● Problem details
Each entry listed below should be reproduced word for word.

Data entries
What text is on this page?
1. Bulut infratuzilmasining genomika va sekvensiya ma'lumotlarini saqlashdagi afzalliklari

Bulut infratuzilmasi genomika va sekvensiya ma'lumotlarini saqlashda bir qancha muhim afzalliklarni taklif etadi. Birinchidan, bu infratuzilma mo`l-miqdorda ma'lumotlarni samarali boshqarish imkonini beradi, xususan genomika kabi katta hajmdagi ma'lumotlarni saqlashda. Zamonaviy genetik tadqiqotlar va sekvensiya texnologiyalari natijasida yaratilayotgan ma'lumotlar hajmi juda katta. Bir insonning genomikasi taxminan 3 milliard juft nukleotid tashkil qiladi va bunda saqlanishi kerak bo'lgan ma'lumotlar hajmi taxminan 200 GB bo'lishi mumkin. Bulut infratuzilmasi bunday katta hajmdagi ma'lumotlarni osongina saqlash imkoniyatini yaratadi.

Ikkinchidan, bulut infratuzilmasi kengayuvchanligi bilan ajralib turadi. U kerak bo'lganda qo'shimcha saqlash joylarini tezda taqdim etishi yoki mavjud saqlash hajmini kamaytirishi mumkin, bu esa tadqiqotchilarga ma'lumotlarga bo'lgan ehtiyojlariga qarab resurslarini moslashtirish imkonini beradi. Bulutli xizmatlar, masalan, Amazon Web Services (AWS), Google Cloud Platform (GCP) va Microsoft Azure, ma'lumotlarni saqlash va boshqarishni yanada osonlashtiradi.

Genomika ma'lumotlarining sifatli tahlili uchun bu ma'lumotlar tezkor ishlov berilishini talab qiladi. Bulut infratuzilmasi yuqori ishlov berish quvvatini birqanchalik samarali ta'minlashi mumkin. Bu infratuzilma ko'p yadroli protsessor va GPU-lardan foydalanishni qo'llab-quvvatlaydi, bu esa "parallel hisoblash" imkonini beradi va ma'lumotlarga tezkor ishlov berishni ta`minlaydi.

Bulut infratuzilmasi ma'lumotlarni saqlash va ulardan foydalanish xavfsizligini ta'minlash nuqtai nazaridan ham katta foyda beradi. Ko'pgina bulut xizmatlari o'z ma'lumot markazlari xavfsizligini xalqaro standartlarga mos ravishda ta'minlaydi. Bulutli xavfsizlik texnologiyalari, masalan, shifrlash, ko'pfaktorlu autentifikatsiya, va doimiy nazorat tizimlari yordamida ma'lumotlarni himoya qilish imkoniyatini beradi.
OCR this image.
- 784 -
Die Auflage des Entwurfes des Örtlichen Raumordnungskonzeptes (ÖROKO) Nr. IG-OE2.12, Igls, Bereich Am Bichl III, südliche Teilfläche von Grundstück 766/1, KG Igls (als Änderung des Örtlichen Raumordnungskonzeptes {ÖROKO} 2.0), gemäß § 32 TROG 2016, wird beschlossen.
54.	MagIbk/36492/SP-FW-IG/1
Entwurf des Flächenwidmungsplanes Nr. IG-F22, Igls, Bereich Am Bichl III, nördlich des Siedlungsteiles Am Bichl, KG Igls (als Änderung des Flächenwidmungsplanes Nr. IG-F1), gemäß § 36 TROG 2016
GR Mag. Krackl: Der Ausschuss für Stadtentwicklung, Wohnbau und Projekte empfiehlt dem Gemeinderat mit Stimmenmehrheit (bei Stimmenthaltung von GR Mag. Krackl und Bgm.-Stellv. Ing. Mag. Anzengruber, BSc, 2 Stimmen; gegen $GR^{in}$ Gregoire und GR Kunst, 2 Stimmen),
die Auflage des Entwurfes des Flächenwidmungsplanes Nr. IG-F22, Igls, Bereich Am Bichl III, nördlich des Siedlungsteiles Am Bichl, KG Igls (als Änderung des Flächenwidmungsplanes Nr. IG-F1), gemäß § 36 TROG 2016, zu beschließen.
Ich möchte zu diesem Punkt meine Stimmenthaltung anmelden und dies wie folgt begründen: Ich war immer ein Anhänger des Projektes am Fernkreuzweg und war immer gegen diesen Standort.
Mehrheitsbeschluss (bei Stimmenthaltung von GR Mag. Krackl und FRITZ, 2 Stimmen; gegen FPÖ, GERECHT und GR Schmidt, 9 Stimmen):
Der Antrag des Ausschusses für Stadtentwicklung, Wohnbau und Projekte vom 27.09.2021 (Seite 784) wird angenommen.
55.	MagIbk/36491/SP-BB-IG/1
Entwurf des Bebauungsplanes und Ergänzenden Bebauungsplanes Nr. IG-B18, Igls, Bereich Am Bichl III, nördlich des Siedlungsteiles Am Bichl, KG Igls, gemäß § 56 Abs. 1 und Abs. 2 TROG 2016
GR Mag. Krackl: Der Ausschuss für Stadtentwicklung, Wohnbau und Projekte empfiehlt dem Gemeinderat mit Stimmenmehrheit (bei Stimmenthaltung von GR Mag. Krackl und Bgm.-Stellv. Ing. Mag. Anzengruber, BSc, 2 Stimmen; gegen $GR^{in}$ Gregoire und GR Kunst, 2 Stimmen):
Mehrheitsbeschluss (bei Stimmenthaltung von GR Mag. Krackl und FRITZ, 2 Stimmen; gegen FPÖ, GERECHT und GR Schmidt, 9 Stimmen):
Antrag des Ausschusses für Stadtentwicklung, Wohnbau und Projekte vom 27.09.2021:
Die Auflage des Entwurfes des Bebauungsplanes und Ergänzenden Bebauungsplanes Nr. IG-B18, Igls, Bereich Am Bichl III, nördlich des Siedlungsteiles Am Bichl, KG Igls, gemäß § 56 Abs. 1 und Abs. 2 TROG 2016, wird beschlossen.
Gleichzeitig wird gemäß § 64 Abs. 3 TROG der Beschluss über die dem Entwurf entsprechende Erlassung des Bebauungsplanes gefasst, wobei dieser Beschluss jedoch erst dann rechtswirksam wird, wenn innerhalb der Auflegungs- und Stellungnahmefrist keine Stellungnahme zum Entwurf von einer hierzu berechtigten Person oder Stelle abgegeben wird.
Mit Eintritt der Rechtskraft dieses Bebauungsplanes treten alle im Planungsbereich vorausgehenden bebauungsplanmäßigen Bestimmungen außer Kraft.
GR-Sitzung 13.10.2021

● Written solution
What text is on this page?
1. Bulut infratuzilmasining genomika va sekvensiya ma'lumotlarini saqlashdagi afzalliklari

Bulut infratuzilmasi genomika va sekvensiya ma'lumotlarini saqlashda bir qancha muhim afzalliklarni taklif etadi. Birinchidan, bu infratuzilma mo`l-miqdorda ma'lumotlarni samarali boshqarish imkonini beradi, xususan genomika kabi katta hajmdagi ma'lumotlarni saqlashda. Zamonaviy genetik tadqiqotlar va sekvensiya texnologiyalari natijasida yaratilayotgan ma'lumotlar hajmi juda katta. Bir insonning genomikasi taxminan 3 milliard juft nukleotid tashkil qiladi va bunda saqlanishi kerak bo'lgan ma'lumotlar hajmi taxminan 200 GB bo'lishi mumkin. Bulut infratuzilmasi bunday katta hajmdagi ma'lumotlarni osongina saqlash imkoniyatini yaratadi.

Ikkinchidan, bulut infratuzilmasi kengayuvchanligi bilan ajralib turadi. U kerak bo'lganda qo'shimcha saqlash joylarini tezda taqdim etishi yoki mavjud saqlash hajmini kamaytirishi mumkin, bu esa tadqiqotchilarga ma'lumotlarga bo'lgan ehtiyojlariga qarab resurslarini moslashtirish imkonini beradi. Bulutli xizmatlar, masalan, Amazon Web Services (AWS), Google Cloud Platform (GCP) va Microsoft Azure, ma'lumotlarni saqlash va boshqarishni yanada osonlashtiradi.

Genomika ma'lumotlarining sifatli tahlili uchun bu ma'lumotlar tezkor ishlov berilishini talab qiladi. Bulut infratuzilmasi yuqori ishlov berish quvvatini birqanchalik samarali ta'minlashi mumkin. Bu infratuzilma ko'p yadroli protsessor va GPU-lardan foydalanishni qo'llab-quvvatlaydi, bu esa "parallel hisoblash" imkonini beradi va ma'lumotlarga tezkor ishlov berishni ta`minlaydi.

Bulut infratuzilmasi ma'lumotlarni saqlash va ulardan foydalanish xavfsizligini ta'minlash nuqtai nazaridan ham katta foyda beradi. Ko'pgina bulut xizmatlari o'z ma'lumot markazlari xavfsizligini xalqaro standartlarga mos ravishda ta'minlaydi. Bulutli xavfsizlik texnologiyalari, masalan, shifrlash, ko'pfaktorlu autentifikatsiya, va doimiy nazorat tizimlari yordamida ma'lumotlarni himoya qilish imkoniyatini beradi.
OCR this image.
- 784 -
Die Auflage des Entwurfes des Örtlichen Raumordnungskonzeptes (ÖROKO) Nr. IG-OE2.12, Igls, Bereich Am Bichl III, südliche Teilfläche von Grundstück 766/1, KG Igls (als Änderung des Örtlichen Raumordnungskonzeptes {ÖROKO} 2.0), gemäß § 32 TROG 2016, wird beschlossen.
54.	MagIbk/36492/SP-FW-IG/1
Entwurf des Flächenwidmungsplanes Nr. IG-F22, Igls, Bereich Am Bichl III, nördlich des Siedlungsteiles Am Bichl, KG Igls (als Änderung des Flächenwidmungsplanes Nr. IG-F1), gemäß § 36 TROG 2016
GR Mag. Krackl: Der Ausschuss für Stadtentwicklung, Wohnbau und Projekte empfiehlt dem Gemeinderat mit Stimmenmehrheit (bei Stimmenthaltung von GR Mag. Krackl und Bgm.-Stellv. Ing. Mag. Anzengruber, BSc, 2 Stimmen; gegen $GR^{in}$ Gregoire und GR Kunst, 2 Stimmen),
die Auflage des Entwurfes des Flächenwidmungsplanes Nr. IG-F22, Igls, Bereich Am Bichl III, nördlich des Siedlungsteiles Am Bichl, KG Igls (als Änderung des Flächenwidmungsplanes Nr. IG-F1), gemäß § 36 TROG 2016, zu beschließen.
Ich möchte zu diesem Punkt meine Stimmenthaltung anmelden und dies wie folgt begründen: Ich war immer ein Anhänger des Projektes am Fernkreuzweg und war immer gegen diesen Standort.
Mehrheitsbeschluss (bei Stimmenthaltung von GR Mag. Krackl und FRITZ, 2 Stimmen; gegen FPÖ, GERECHT und GR Schmidt, 9 Stimmen):
Der Antrag des Ausschusses für Stadtentwicklung, Wohnbau und Projekte vom 27.09.2021 (Seite 784) wird angenommen.
55.	MagIbk/36491/SP-BB-IG/1
Entwurf des Bebauungsplanes und Ergänzenden Bebauungsplanes Nr. IG-B18, Igls, Bereich Am Bichl III, nördlich des Siedlungsteiles Am Bichl, KG Igls, gemäß § 56 Abs. 1 und Abs. 2 TROG 2016
GR Mag. Krackl: Der Ausschuss für Stadtentwicklung, Wohnbau und Projekte empfiehlt dem Gemeinderat mit Stimmenmehrheit (bei Stimmenthaltung von GR Mag. Krackl und Bgm.-Stellv. Ing. Mag. Anzengruber, BSc, 2 Stimmen; gegen $GR^{in}$ Gregoire und GR Kunst, 2 Stimmen):
Mehrheitsbeschluss (bei Stimmenthaltung von GR Mag. Krackl und FRITZ, 2 Stimmen; gegen FPÖ, GERECHT und GR Schmidt, 9 Stimmen):
Antrag des Ausschusses für Stadtentwicklung, Wohnbau und Projekte vom 27.09.2021:
Die Auflage des Entwurfes des Bebauungsplanes und Ergänzenden Bebauungsplanes Nr. IG-B18, Igls, Bereich Am Bichl III, nördlich des Siedlungsteiles Am Bichl, KG Igls, gemäß § 56 Abs. 1 und Abs. 2 TROG 2016, wird beschlossen.
Gleichzeitig wird gemäß § 64 Abs. 3 TROG der Beschluss über die dem Entwurf entsprechende Erlassung des Bebauungsplanes gefasst, wobei dieser Beschluss jedoch erst dann rechtswirksam wird, wenn innerhalb der Auflegungs- und Stellungnahmefrist keine Stellungnahme zum Entwurf von einer hierzu berechtigten Person oder Stelle abgegeben wird.
Mit Eintritt der Rechtskraft dieses Bebauungsplanes treten alle im Planungsbereich vorausgehenden bebauungsplanmäßigen Bestimmungen außer Kraft.
GR-Sitzung 13.10.2021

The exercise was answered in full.